EXERCISE TASK: Where a line of the material contains the string "this", copy that line.

———

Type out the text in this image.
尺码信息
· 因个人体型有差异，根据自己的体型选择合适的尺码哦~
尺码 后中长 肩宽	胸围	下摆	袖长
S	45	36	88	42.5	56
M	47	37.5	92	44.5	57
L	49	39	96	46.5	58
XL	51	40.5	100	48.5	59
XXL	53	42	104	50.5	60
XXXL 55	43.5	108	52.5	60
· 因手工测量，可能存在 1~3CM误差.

———

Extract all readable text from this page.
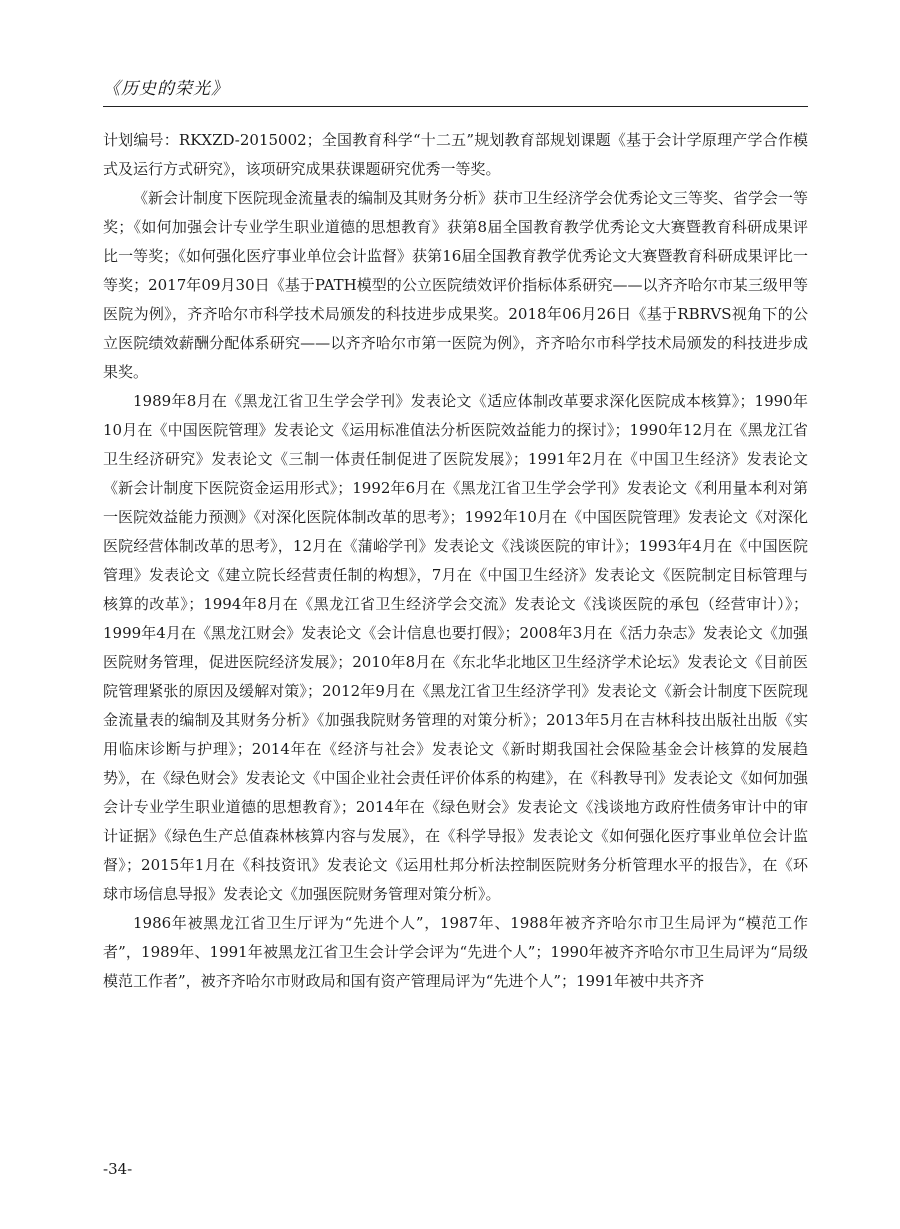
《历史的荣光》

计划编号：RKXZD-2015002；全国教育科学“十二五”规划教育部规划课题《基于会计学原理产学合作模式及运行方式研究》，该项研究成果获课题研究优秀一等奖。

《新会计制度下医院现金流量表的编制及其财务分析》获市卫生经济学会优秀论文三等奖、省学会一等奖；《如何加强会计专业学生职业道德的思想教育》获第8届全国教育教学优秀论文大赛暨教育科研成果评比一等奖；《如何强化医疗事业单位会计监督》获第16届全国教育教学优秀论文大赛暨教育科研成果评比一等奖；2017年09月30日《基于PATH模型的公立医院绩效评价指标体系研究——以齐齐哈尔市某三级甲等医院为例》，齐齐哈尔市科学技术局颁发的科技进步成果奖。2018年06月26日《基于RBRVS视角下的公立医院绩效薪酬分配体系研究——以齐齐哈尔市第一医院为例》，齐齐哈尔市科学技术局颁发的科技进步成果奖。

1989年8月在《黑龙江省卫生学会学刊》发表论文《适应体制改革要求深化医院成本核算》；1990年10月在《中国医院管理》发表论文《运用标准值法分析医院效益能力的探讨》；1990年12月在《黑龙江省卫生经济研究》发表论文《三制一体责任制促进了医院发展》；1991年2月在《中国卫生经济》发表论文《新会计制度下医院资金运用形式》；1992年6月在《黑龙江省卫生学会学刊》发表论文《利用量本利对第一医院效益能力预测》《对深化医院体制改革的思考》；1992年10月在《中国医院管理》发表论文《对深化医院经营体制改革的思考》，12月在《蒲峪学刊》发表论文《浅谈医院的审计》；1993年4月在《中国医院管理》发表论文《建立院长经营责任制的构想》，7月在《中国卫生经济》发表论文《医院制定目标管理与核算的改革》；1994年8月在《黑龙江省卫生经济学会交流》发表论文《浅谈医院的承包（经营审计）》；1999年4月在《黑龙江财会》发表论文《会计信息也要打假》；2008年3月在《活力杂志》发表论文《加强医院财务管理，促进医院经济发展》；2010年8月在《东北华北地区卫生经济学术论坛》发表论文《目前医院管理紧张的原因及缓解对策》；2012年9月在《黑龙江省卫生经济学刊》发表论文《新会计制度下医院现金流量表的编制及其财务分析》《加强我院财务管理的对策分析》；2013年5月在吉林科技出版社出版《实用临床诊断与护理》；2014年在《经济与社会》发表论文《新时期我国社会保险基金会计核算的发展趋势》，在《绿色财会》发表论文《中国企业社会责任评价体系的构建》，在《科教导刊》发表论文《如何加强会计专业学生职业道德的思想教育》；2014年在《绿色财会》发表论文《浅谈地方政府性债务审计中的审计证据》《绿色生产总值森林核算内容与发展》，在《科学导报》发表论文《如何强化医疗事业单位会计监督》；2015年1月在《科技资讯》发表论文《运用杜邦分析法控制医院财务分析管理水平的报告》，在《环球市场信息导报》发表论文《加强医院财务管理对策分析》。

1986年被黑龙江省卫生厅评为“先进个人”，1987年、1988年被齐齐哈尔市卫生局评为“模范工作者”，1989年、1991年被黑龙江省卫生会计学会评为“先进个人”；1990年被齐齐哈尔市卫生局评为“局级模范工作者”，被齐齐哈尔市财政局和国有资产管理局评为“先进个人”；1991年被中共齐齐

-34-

———

REPLY TO THE TASK:
Type out the text in this image.
Extract all readable text from this page.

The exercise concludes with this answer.